▸ Exercise: Even if a line seems odd, print it as it is, and include every record.

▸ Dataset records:
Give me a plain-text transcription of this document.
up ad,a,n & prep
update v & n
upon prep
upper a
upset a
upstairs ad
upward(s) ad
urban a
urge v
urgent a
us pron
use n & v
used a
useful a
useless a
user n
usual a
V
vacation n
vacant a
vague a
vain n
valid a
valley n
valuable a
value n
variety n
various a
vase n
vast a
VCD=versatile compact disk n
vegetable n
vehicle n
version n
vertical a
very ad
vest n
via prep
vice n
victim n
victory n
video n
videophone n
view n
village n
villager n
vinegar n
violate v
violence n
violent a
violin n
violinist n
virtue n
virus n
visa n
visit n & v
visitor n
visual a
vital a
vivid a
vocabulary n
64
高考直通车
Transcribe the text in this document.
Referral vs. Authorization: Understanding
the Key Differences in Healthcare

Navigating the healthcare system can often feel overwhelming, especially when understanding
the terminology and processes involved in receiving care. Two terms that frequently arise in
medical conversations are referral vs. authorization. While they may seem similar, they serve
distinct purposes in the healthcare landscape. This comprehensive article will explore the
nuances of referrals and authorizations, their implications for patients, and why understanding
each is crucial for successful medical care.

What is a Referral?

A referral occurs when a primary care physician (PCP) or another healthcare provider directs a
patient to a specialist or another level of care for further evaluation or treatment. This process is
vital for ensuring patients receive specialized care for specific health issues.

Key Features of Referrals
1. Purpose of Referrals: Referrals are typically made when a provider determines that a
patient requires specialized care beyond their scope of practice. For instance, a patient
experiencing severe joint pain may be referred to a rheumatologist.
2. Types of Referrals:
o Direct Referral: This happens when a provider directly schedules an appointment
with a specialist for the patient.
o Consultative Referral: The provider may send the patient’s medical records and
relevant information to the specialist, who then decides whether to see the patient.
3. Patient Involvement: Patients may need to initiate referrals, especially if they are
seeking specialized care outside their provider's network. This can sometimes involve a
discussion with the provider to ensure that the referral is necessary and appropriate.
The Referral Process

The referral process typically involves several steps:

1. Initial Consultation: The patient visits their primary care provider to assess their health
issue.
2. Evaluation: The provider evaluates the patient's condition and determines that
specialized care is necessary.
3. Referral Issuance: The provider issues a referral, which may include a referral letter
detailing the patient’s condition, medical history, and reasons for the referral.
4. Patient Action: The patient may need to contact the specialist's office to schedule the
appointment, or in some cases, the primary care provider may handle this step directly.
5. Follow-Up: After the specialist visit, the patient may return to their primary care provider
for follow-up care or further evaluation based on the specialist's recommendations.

▸ Answer to this problem:
Give me a plain-text transcription of this document.
up ad,a,n & prep
update v & n
upon prep
upper a
upset a
upstairs ad
upward(s) ad
urban a
urge v
urgent a
us pron
use n & v
used a
useful a
useless a
user n
usual a
V
vacation n
vacant a
vague a
vain n
valid a
valley n
valuable a
value n
variety n
various a
vase n
vast a
VCD=versatile compact disk n
vegetable n
vehicle n
version n
vertical a
very ad
vest n
via prep
vice n
victim n
victory n
video n
videophone n
view n
village n
villager n
vinegar n
violate v
violence n
violent a
violin n
violinist n
virtue n
virus n
visa n
visit n & v
visitor n
visual a
vital a
vivid a
vocabulary n
64
高考直通车
Transcribe the text in this document.
Referral vs. Authorization: Understanding
the Key Differences in Healthcare

Navigating the healthcare system can often feel overwhelming, especially when understanding
the terminology and processes involved in receiving care. Two terms that frequently arise in
medical conversations are referral vs. authorization. While they may seem similar, they serve
distinct purposes in the healthcare landscape. This comprehensive article will explore the
nuances of referrals and authorizations, their implications for patients, and why understanding
each is crucial for successful medical care.

What is a Referral?

A referral occurs when a primary care physician (PCP) or another healthcare provider directs a
patient to a specialist or another level of care for further evaluation or treatment. This process is
vital for ensuring patients receive specialized care for specific health issues.

Key Features of Referrals
1. Purpose of Referrals: Referrals are typically made when a provider determines that a
patient requires specialized care beyond their scope of practice. For instance, a patient
experiencing severe joint pain may be referred to a rheumatologist.
2. Types of Referrals:
o Direct Referral: This happens when a provider directly schedules an appointment
with a specialist for the patient.
o Consultative Referral: The provider may send the patient’s medical records and
relevant information to the specialist, who then decides whether to see the patient.
3. Patient Involvement: Patients may need to initiate referrals, especially if they are
seeking specialized care outside their provider's network. This can sometimes involve a
discussion with the provider to ensure that the referral is necessary and appropriate.
The Referral Process

The referral process typically involves several steps:

1. Initial Consultation: The patient visits their primary care provider to assess their health
issue.
2. Evaluation: The provider evaluates the patient's condition and determines that
specialized care is necessary.
3. Referral Issuance: The provider issues a referral, which may include a referral letter
detailing the patient’s condition, medical history, and reasons for the referral.
4. Patient Action: The patient may need to contact the specialist's office to schedule the
appointment, or in some cases, the primary care provider may handle this step directly.
5. Follow-Up: After the specialist visit, the patient may return to their primary care provider
for follow-up care or further evaluation based on the specialist's recommendations.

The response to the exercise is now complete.